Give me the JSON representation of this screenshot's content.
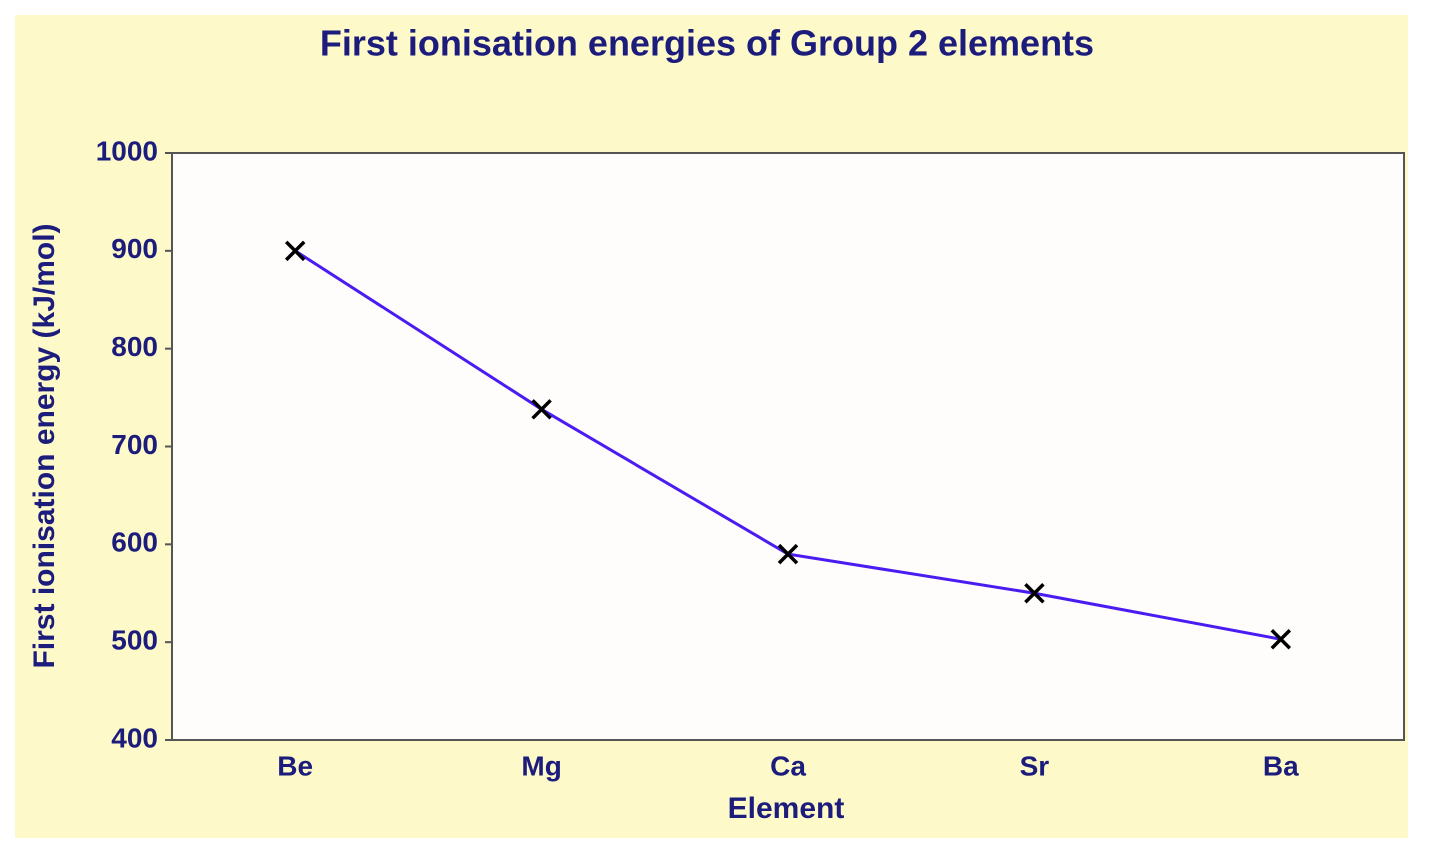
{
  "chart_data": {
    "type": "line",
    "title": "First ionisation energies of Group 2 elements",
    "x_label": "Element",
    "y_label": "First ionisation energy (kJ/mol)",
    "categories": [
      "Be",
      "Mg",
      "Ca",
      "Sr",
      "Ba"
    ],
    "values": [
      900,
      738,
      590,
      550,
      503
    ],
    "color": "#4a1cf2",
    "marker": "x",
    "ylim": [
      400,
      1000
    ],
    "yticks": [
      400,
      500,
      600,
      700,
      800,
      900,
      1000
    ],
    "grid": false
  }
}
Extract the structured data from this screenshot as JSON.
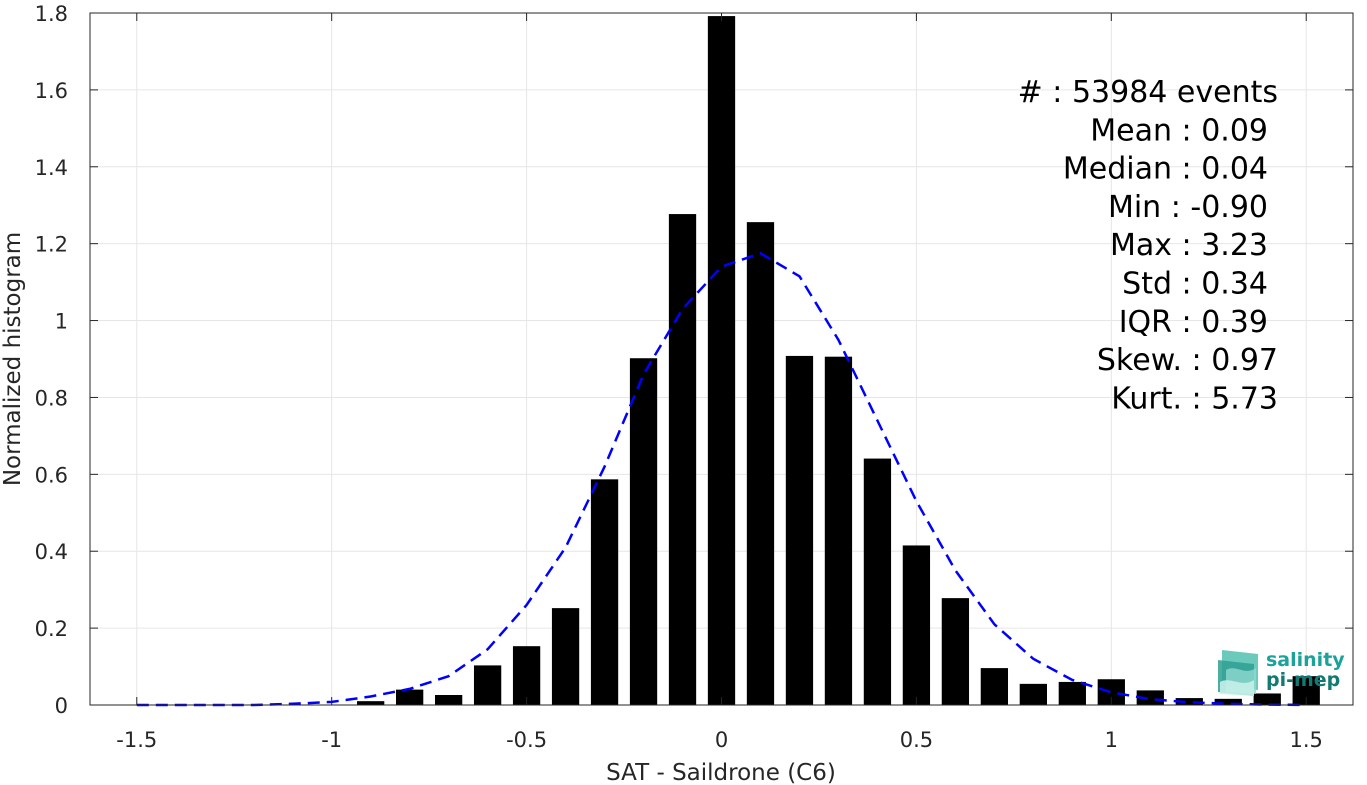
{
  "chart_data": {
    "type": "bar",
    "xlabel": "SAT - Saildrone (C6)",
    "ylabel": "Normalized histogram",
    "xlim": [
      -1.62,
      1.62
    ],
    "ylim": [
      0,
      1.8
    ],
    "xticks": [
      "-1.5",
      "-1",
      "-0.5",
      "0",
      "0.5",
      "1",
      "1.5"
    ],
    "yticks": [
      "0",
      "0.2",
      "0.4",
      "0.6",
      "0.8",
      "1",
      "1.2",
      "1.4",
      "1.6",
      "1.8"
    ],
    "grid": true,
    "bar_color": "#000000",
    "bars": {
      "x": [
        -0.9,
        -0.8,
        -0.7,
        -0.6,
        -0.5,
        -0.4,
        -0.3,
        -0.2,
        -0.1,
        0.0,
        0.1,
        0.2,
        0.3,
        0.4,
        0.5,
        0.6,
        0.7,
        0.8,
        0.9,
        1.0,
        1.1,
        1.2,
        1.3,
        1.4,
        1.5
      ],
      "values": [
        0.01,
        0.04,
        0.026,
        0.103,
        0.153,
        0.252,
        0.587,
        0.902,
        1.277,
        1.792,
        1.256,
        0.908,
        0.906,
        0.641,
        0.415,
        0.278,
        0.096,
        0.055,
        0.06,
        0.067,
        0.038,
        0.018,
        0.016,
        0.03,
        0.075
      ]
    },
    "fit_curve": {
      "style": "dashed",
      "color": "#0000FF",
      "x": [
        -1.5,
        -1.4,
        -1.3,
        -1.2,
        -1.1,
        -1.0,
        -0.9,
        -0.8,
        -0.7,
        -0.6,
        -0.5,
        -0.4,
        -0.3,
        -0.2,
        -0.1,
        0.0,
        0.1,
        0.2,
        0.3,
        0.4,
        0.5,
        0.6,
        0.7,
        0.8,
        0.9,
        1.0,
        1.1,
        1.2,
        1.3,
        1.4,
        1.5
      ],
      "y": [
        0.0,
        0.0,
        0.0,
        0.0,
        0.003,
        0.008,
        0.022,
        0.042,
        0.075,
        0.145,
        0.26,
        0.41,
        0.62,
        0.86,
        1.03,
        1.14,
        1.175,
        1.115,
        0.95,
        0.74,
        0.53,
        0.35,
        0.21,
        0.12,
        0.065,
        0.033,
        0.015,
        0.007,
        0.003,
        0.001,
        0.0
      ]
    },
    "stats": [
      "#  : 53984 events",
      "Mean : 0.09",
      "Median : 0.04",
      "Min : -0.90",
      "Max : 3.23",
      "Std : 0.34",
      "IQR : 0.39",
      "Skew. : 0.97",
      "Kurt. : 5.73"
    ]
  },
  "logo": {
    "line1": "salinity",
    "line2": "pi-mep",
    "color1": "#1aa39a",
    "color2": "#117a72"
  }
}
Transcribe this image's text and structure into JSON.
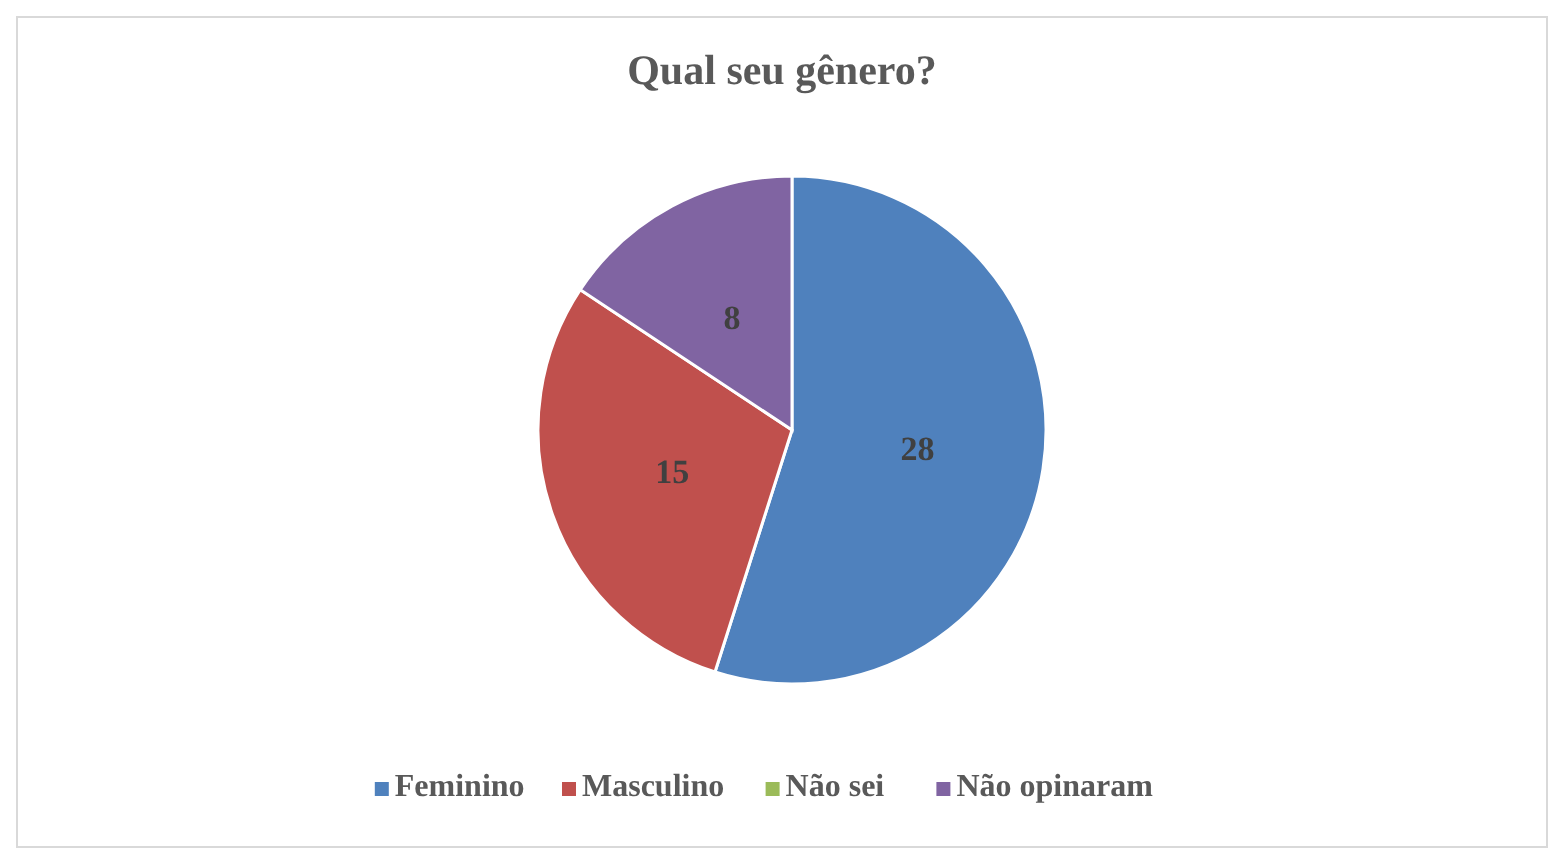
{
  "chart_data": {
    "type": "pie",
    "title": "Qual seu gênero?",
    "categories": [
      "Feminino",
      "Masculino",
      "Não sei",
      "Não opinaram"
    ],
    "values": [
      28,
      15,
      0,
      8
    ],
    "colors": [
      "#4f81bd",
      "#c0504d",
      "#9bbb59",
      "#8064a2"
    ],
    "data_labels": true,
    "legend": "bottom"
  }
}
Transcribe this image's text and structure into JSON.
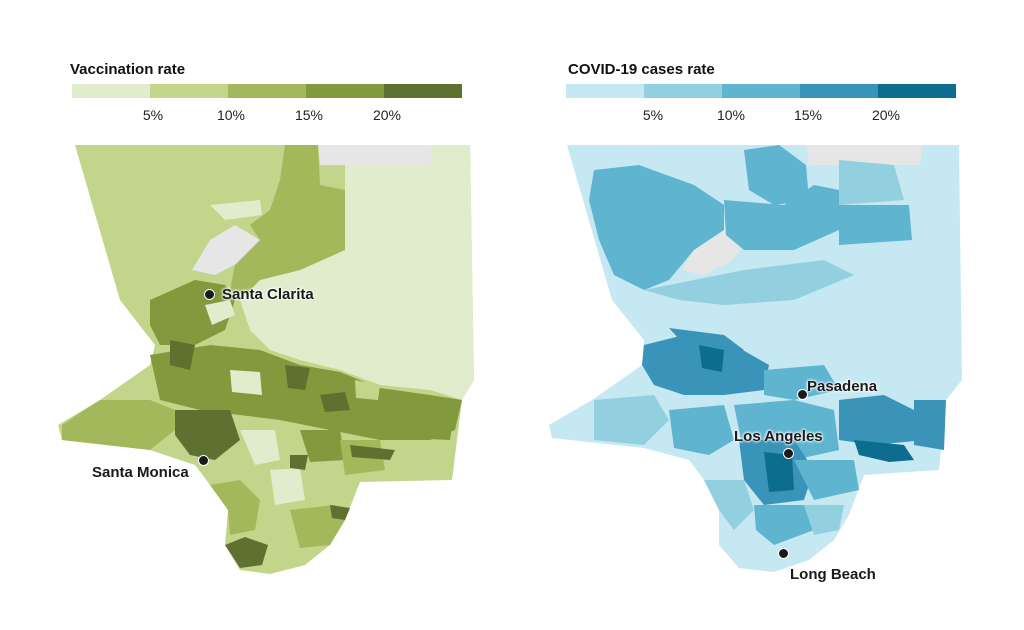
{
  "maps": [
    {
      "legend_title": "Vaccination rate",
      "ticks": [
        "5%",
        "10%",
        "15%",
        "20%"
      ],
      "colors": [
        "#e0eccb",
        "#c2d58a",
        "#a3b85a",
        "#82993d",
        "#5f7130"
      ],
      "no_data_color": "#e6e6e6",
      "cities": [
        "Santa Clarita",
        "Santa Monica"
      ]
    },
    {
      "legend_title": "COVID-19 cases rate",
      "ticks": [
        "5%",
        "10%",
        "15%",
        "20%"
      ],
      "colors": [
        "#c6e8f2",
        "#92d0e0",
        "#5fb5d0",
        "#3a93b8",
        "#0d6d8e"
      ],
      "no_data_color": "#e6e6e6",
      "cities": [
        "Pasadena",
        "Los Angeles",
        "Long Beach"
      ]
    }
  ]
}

++++

What is asked:
Pull out each line holding the string "ionisation".

Solution to this problem:
    "title": "First ionisation energies of Group 2 elements",
    "y_label": "First ionisation energy (kJ/mol)",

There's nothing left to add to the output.